Output the records exactly as they appear, with no pictures included.

[start RECORDS FOR THE TASK]

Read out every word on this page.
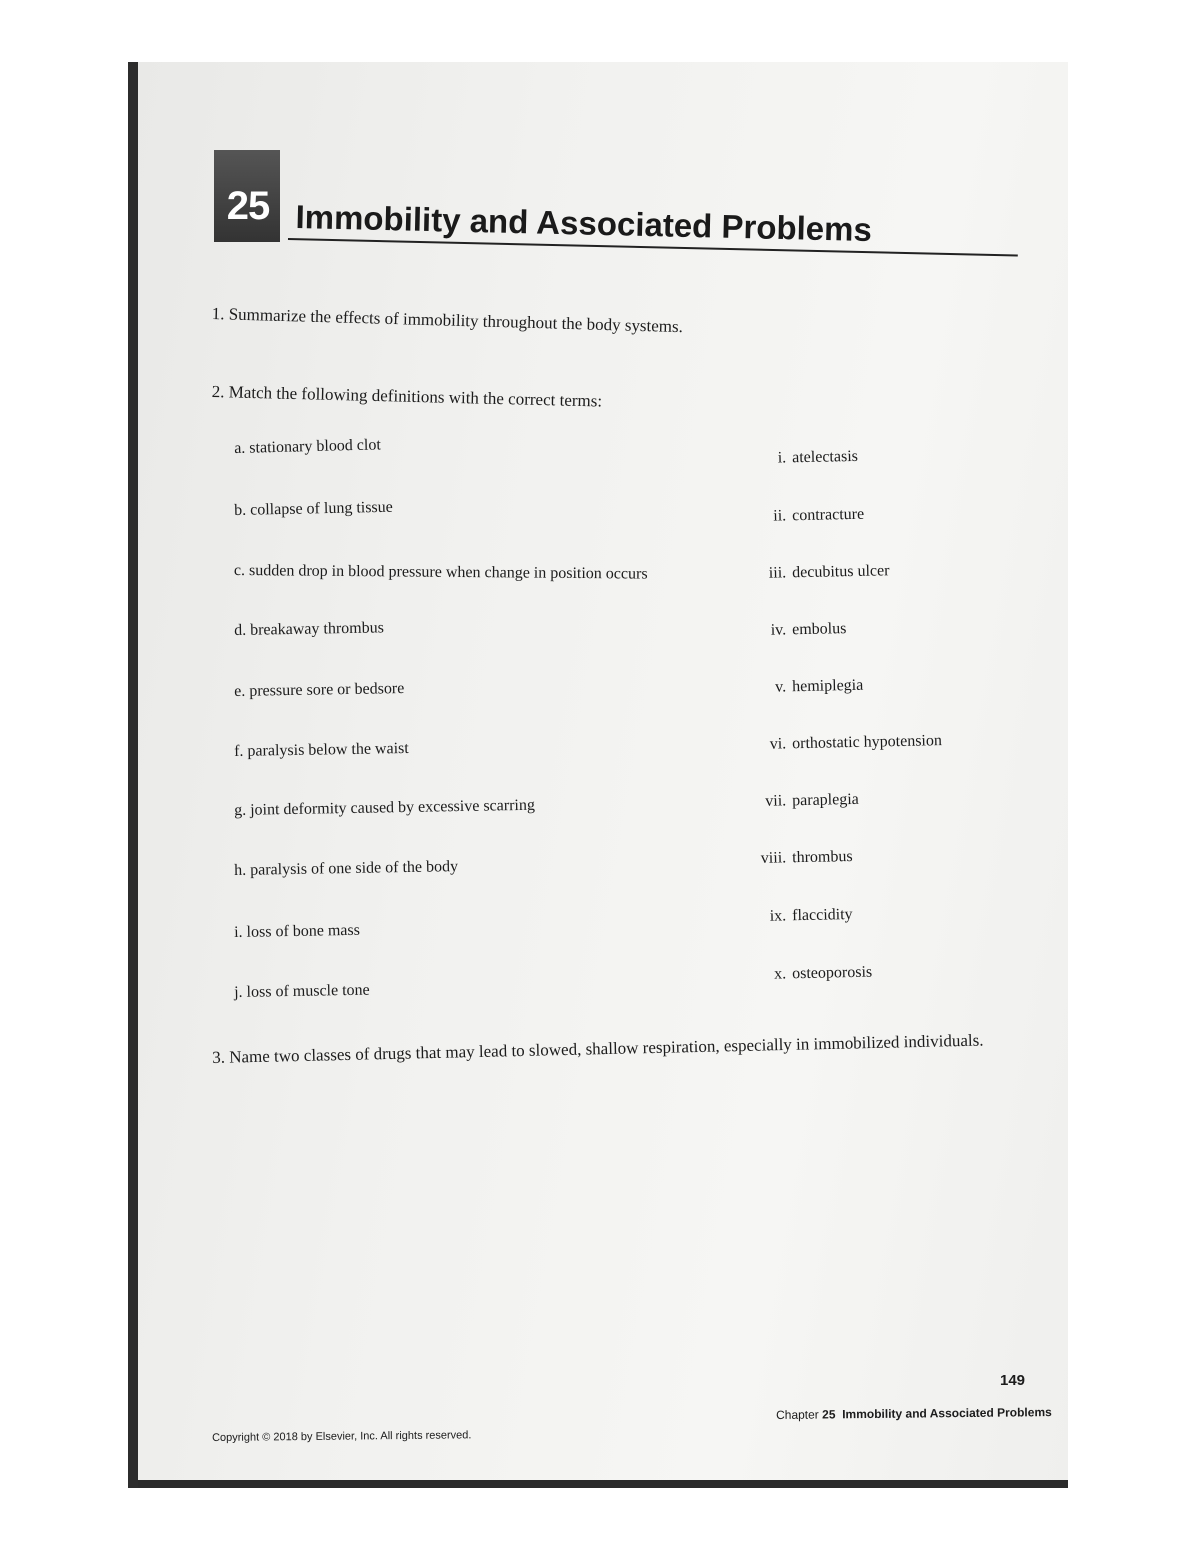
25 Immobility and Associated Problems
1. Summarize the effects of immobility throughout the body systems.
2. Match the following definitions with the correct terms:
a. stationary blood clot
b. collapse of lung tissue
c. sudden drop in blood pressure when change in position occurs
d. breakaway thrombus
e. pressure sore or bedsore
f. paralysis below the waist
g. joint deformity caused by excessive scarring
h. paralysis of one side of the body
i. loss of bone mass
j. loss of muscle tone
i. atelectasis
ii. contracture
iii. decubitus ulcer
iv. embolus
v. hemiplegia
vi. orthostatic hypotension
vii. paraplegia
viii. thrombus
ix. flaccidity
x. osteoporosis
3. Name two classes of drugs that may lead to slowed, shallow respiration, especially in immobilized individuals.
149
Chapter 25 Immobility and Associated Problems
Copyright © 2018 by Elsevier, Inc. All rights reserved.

[end RECORDS FOR THE TASK]

**SOLUTION TO THIS PROBLEM**
Read out every word on this page.
25 Immobility and Associated Problems
1. Summarize the effects of immobility throughout the body systems.
2. Match the following definitions with the correct terms:
a. stationary blood clot
b. collapse of lung tissue
c. sudden drop in blood pressure when change in position occurs
d. breakaway thrombus
e. pressure sore or bedsore
f. paralysis below the waist
g. joint deformity caused by excessive scarring
h. paralysis of one side of the body
i. loss of bone mass
j. loss of muscle tone
i. atelectasis
ii. contracture
iii. decubitus ulcer
iv. embolus
v. hemiplegia
vi. orthostatic hypotension
vii. paraplegia
viii. thrombus
ix. flaccidity
x. osteoporosis
3. Name two classes of drugs that may lead to slowed, shallow respiration, especially in immobilized individuals.
149
Chapter 25 Immobility and Associated Problems
Copyright © 2018 by Elsevier, Inc. All rights reserved.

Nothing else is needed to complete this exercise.